# [EXCERPTED TEXT]
+++

This is an archive of the discontinued LLVM Phabricator instance.

[Pipelines] Introduce SROA after (final, full) loop unrolling
ClosedPublic

Authored by lebedev.ri on Oct 26 2022, 5:53 PM.

Details

Summary

I am surprised that we didn't do this already.

While it would be good to not introduce one more SROA invocation,
but instead move the one from PassBuilder::buildFunctionSimplificationPipeline(),
the existing test coverage says that is a bad idea,
though it would be fine compile-time wise: https://llvm-compile-time-tracker.com/compare.php?from=b150d34c47efbd8fa09604bce805c0920360f8d7&to=5a9a5c855158b482552be8c7af3e73d67fa44805&stat=instructions

So instead, i add yet another SROA run.
I have checked, and it needs to be at least after said full loop unrolling,
but i suppose placing it after InstCombine does not hurt.
Surprisingly, this is still fine compile-time wise: https://llvm-compile-time-tracker.com/compare.php?from=70324cd88328c0924e605fa81b696572560aa5c9&to=fb489bbef687ad821c3173a931709f9cad9aee8a&stat=instructions

Now, something in that link makes me cringe.
Compare it with https://llvm-compile-time-tracker.com/compare.php?from=70324cd88328c0924e605fa81b696572560aa5c9&to=d534377c0324a63ac26b990967577562e28a148f&stat=instructions
Those two commits share base, and don't functionally differ,
yet that +0.23% 'regression' is there in one of them.

I've encountered this in a real code, SROA-after-final-loop-unrolling.ll has been reduced from https://godbolt.org/z/fsdMhETh3

Diff Detail

Event Timeline

lebedev.ri created this revision.Oct 26 2022, 5:53 PM
Herald added a project: Restricted Project. · View Herald TranscriptOct 26 2022, 5:53 PM
lebedev.ri requested review of this revision.Oct 26 2022, 5:53 PM

Some context here: LLVM performs unrolling in two places. There is a full unroll as part of the function simplification pipeline (i.e. interleaved with inlining) and a runtime unroll at the end of the module simplification pipeline. The general expectation is that if a loop is going to be fully unrolled, then this should happen during the full unroll pass. We run SROA after full unroll, as well as a significant further optimization pipeline, and do this pre-inlining, so the inlining cost model is correct. Conversely, the final runtime unroll is not supposed to expose significant further optimization opportunities -- it is a late pre-codegen pass.

+++

# [PROBLEM]
Copy out the entire Phabricator review above on adding an SROA run after full loop unrolling, word for word.

# [GIVEN INFORMATION]
+++

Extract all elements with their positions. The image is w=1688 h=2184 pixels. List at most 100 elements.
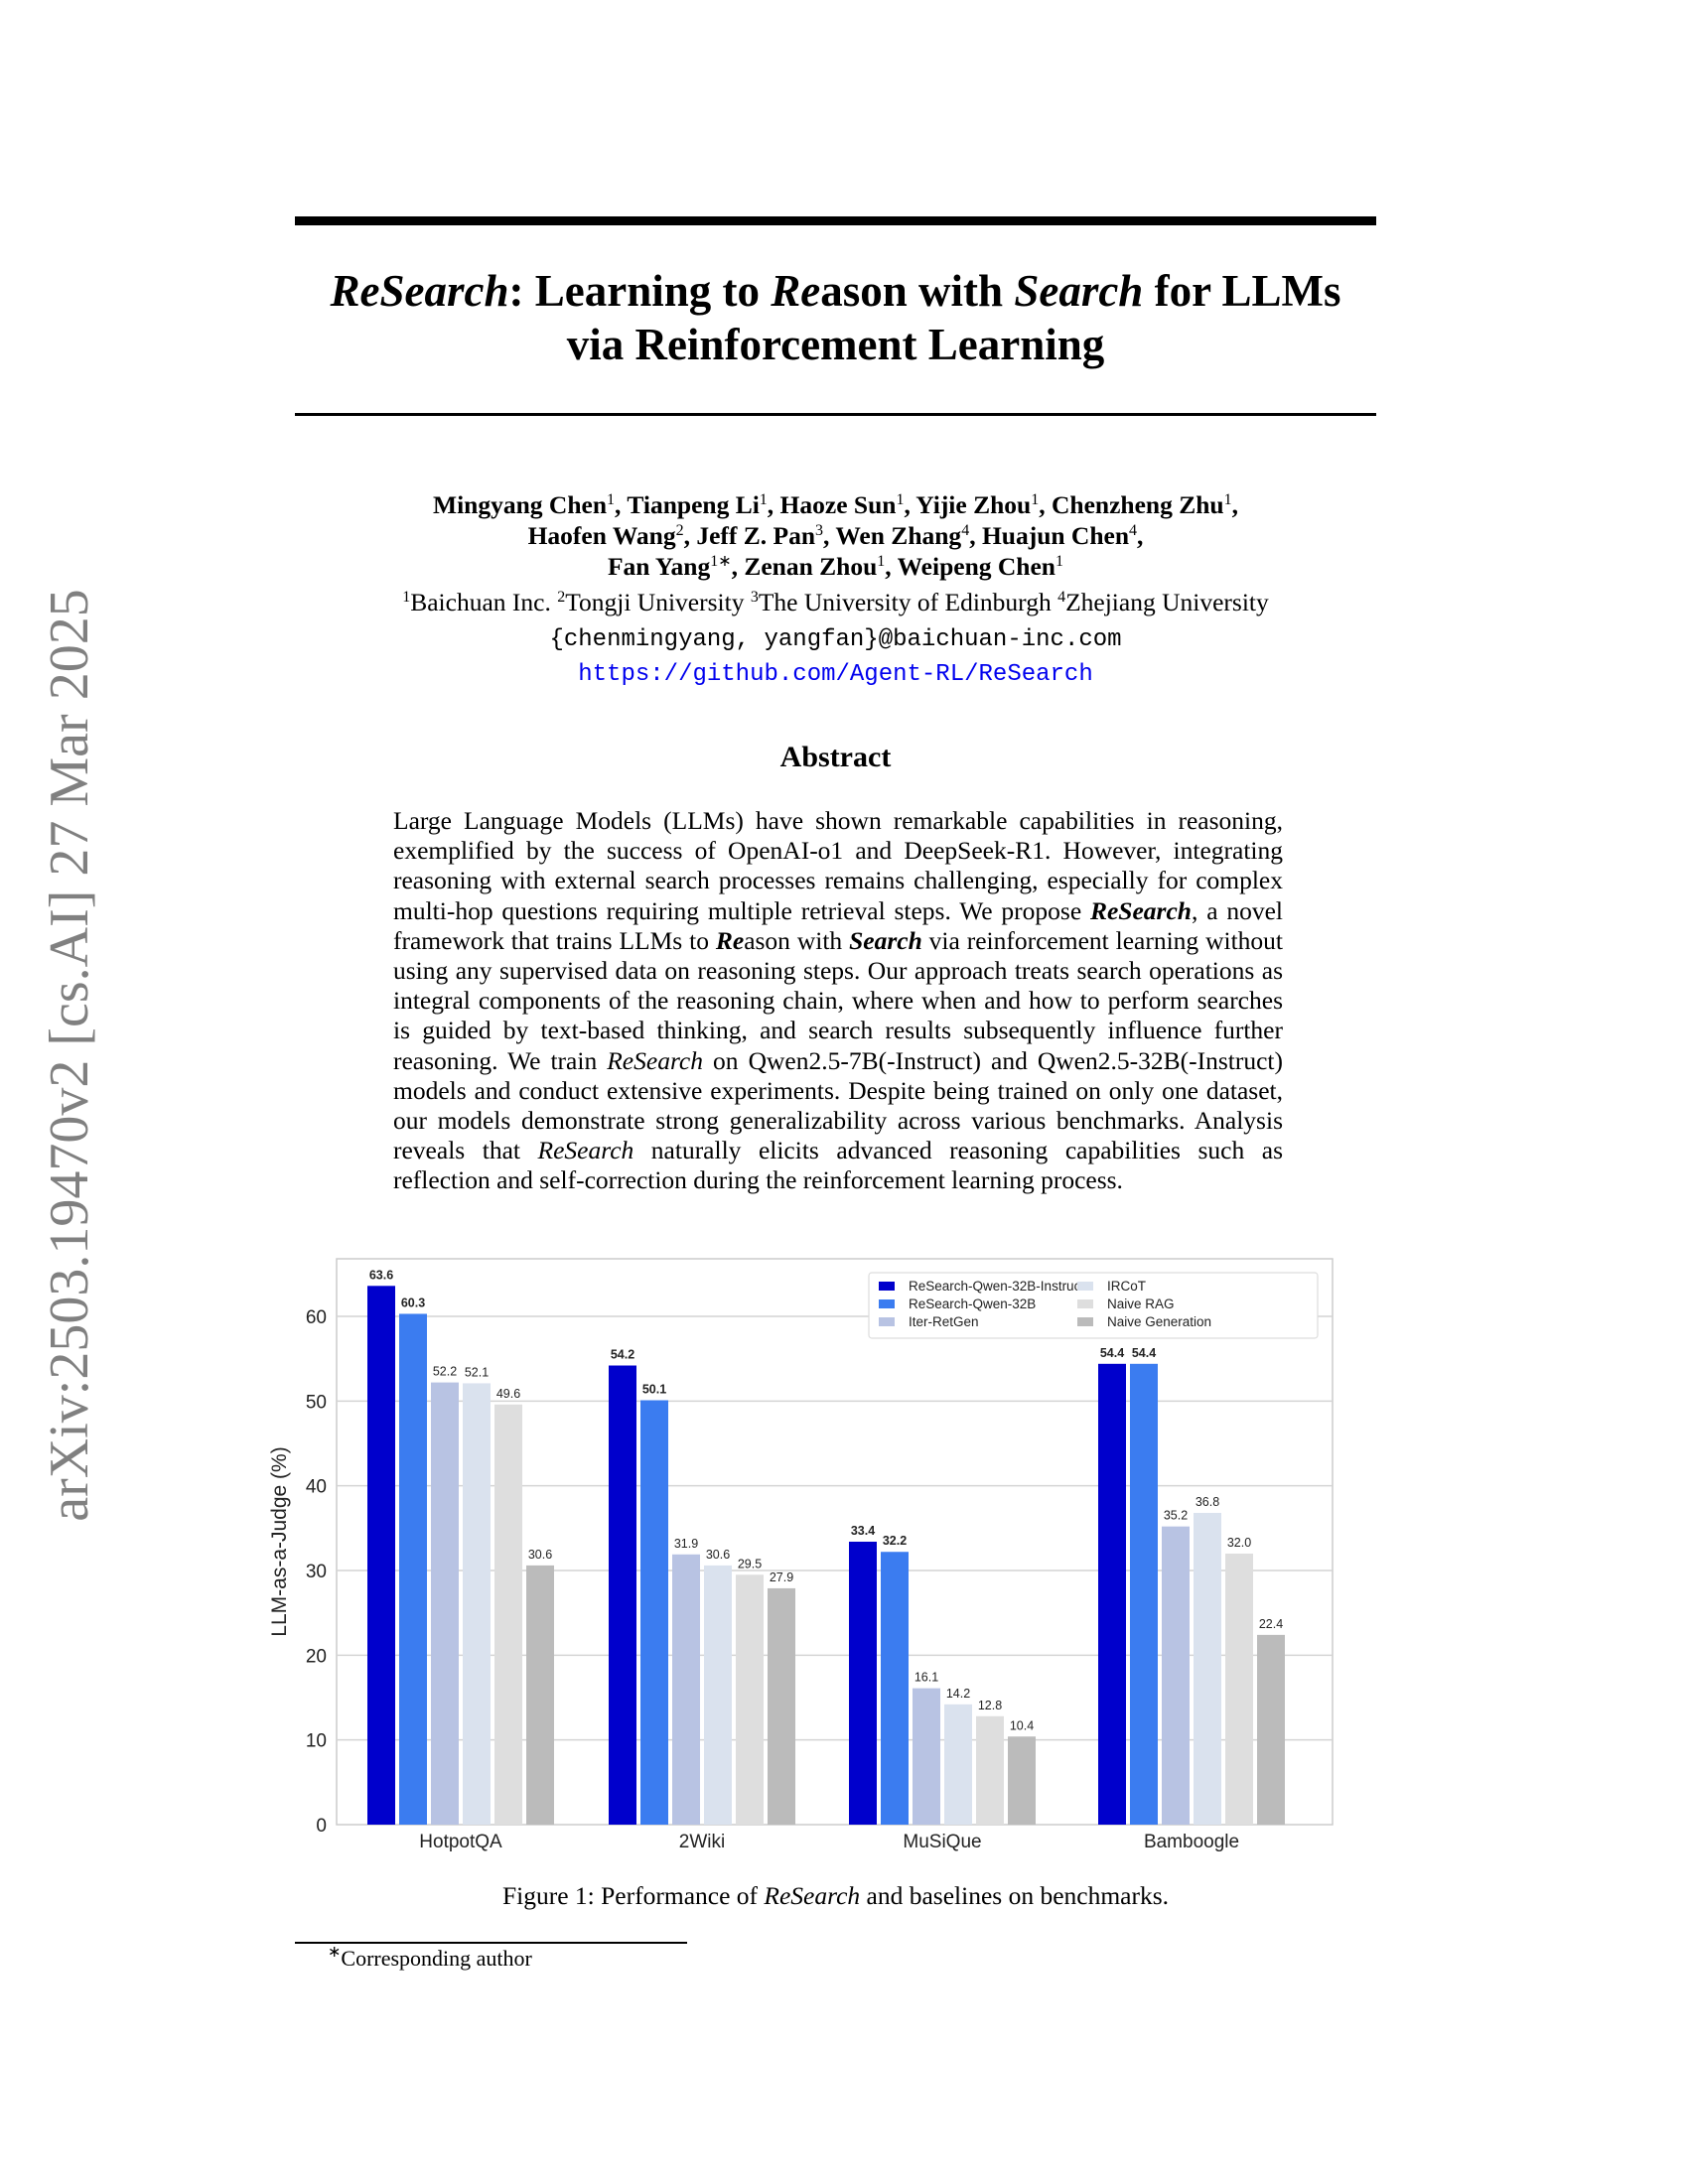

+++

# [RESPONSE TO THIS TASK]
This is an archive of the discontinued LLVM Phabricator instance.

[Pipelines] Introduce SROA after (final, full) loop unrolling
ClosedPublic

Authored by lebedev.ri on Oct 26 2022, 5:53 PM.

Details

Summary

I am surprised that we didn't do this already.

While it would be good to not introduce one more SROA invocation,
but instead move the one from PassBuilder::buildFunctionSimplificationPipeline(),
the existing test coverage says that is a bad idea,
though it would be fine compile-time wise: https://llvm-compile-time-tracker.com/compare.php?from=b150d34c47efbd8fa09604bce805c0920360f8d7&to=5a9a5c855158b482552be8c7af3e73d67fa44805&stat=instructions

So instead, i add yet another SROA run.
I have checked, and it needs to be at least after said full loop unrolling,
but i suppose placing it after InstCombine does not hurt.
Surprisingly, this is still fine compile-time wise: https://llvm-compile-time-tracker.com/compare.php?from=70324cd88328c0924e605fa81b696572560aa5c9&to=fb489bbef687ad821c3173a931709f9cad9aee8a&stat=instructions

Now, something in that link makes me cringe.
Compare it with https://llvm-compile-time-tracker.com/compare.php?from=70324cd88328c0924e605fa81b696572560aa5c9&to=d534377c0324a63ac26b990967577562e28a148f&stat=instructions
Those two commits share base, and don't functionally differ,
yet that +0.23% 'regression' is there in one of them.

I've encountered this in a real code, SROA-after-final-loop-unrolling.ll has been reduced from https://godbolt.org/z/fsdMhETh3

Diff Detail

Event Timeline

lebedev.ri created this revision.Oct 26 2022, 5:53 PM
Herald added a project: Restricted Project. · View Herald TranscriptOct 26 2022, 5:53 PM
lebedev.ri requested review of this revision.Oct 26 2022, 5:53 PM

Some context here: LLVM performs unrolling in two places. There is a full unroll as part of the function simplification pipeline (i.e. interleaved with inlining) and a runtime unroll at the end of the module simplification pipeline. The general expectation is that if a loop is going to be fully unrolled, then this should happen during the full unroll pass. We run SROA after full unroll, as well as a significant further optimization pipeline, and do this pre-inlining, so the inlining cost model is correct. Conversely, the final runtime unroll is not supposed to expose significant further optimization opportunities -- it is a late pre-codegen pass.